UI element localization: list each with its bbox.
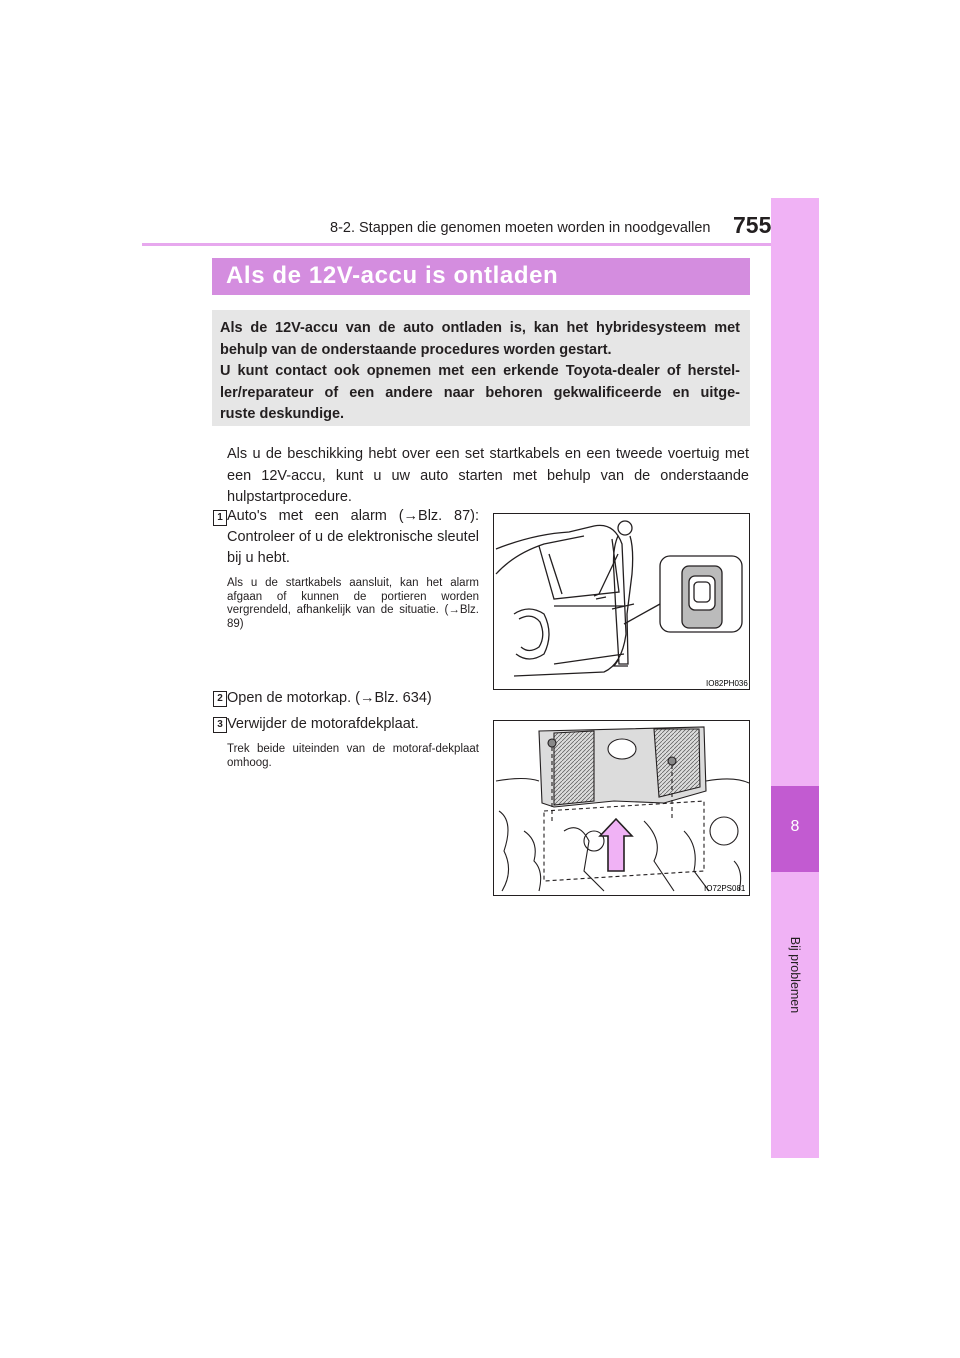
step-3-note: Trek beide uiteinden van de motoraf-dekplaat omhoog.	[227, 743, 479, 769]
chapter-label: Bij problemen	[788, 936, 802, 1014]
step-1-text: Auto's met een alarm (→Blz. 87): Controleer of u de elektronische sleutel bij u hebt.	[227, 508, 479, 566]
step-number-2: 2	[213, 691, 227, 707]
step-number-1: 1	[213, 510, 227, 526]
step-number-3: 3	[213, 717, 227, 733]
page-title: Als de 12V-accu is ontladen	[226, 262, 559, 289]
chapter-label-wrap	[780, 936, 810, 1014]
figure-car-door-key	[493, 513, 750, 690]
intro-line: U kunt contact ook opnemen met een erkende Toyota-dealer of herstel-	[220, 363, 740, 379]
intro-line: ruste deskundige.	[220, 406, 345, 422]
body-paragraph: Als u de beschikking hebt over een set startkabels en een tweede voertuig met een 12V-accu, kunt u uw auto starten met behulp van de onderstaande hulpstartprocedure.	[227, 446, 749, 505]
intro-line: Als de 12V-accu van de auto ontladen is, kan het hybridesysteem met	[220, 320, 740, 336]
step-2-text: Open de motorkap. (→Blz. 634)	[227, 690, 432, 706]
page-number: 755	[733, 212, 772, 238]
figure-2-code: IO72PS081	[704, 884, 746, 893]
chapter-side-tab	[771, 198, 819, 1158]
figure-engine-cover	[493, 720, 750, 896]
engine-cover-illustration-icon	[494, 721, 750, 896]
chapter-number: 8	[790, 818, 800, 835]
intro-box	[212, 310, 750, 426]
step-1-note: Als u de startkabels aansluit, kan het alarm afgaan of kunnen de portieren worden vergrendeld, afhankelijk van de situatie. (→Blz. 89)	[227, 577, 479, 630]
intro-line: ler/reparateur of een andere naar behoren gekwalificeerde en uitge-	[220, 384, 740, 401]
section-header: 8-2. Stappen die genomen moeten worden in noodgevallen	[330, 220, 711, 236]
intro-line: behulp van de onderstaande procedures worden gestart.	[220, 341, 612, 358]
car-door-key-illustration-icon	[494, 514, 750, 690]
header-divider	[142, 243, 819, 246]
figure-1-code: IO82PH036	[706, 679, 748, 688]
step-3-text: Verwijder de motorafdekplaat.	[227, 716, 419, 732]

::::::

## Aim of the task
An exact, picture-free copy of the listing above is the goal; write it out now.

## Answer to this task
UI element localization: list each with its bbox.
step-3-note: Trek beide uiteinden van de motoraf-dekplaat omhoog.	[227, 743, 479, 769]
chapter-label: Bij problemen	[788, 936, 802, 1014]
step-1-text: Auto's met een alarm (→Blz. 87): Controleer of u de elektronische sleutel bij u hebt.	[227, 508, 479, 566]
step-number-2: 2	[213, 691, 227, 707]
step-number-1: 1	[213, 510, 227, 526]
step-number-3: 3	[213, 717, 227, 733]
page-title: Als de 12V-accu is ontladen	[226, 262, 559, 289]
chapter-label-wrap	[780, 936, 810, 1014]
figure-car-door-key	[493, 513, 750, 690]
intro-line: U kunt contact ook opnemen met een erkende Toyota-dealer of herstel-	[220, 363, 740, 379]
intro-line: ruste deskundige.	[220, 406, 345, 422]
body-paragraph: Als u de beschikking hebt over een set startkabels en een tweede voertuig met een 12V-accu, kunt u uw auto starten met behulp van de onderstaande hulpstartprocedure.	[227, 446, 749, 505]
intro-line: Als de 12V-accu van de auto ontladen is, kan het hybridesysteem met	[220, 320, 740, 336]
step-2-text: Open de motorkap. (→Blz. 634)	[227, 690, 432, 706]
page-number: 755	[733, 212, 772, 238]
figure-2-code: IO72PS081	[704, 884, 746, 893]
chapter-side-tab	[771, 198, 819, 1158]
figure-engine-cover	[493, 720, 750, 896]
engine-cover-illustration-icon	[494, 721, 750, 896]
chapter-number: 8	[790, 818, 800, 835]
intro-box	[212, 310, 750, 426]
step-1-note: Als u de startkabels aansluit, kan het alarm afgaan of kunnen de portieren worden vergrendeld, afhankelijk van de situatie. (→Blz. 89)	[227, 577, 479, 630]
intro-line: ler/reparateur of een andere naar behoren gekwalificeerde en uitge-	[220, 384, 740, 401]
section-header: 8-2. Stappen die genomen moeten worden in noodgevallen	[330, 220, 711, 236]
intro-line: behulp van de onderstaande procedures worden gestart.	[220, 341, 612, 358]
car-door-key-illustration-icon	[494, 514, 750, 690]
header-divider	[142, 243, 819, 246]
figure-1-code: IO82PH036	[706, 679, 748, 688]
step-3-text: Verwijder de motorafdekplaat.	[227, 716, 419, 732]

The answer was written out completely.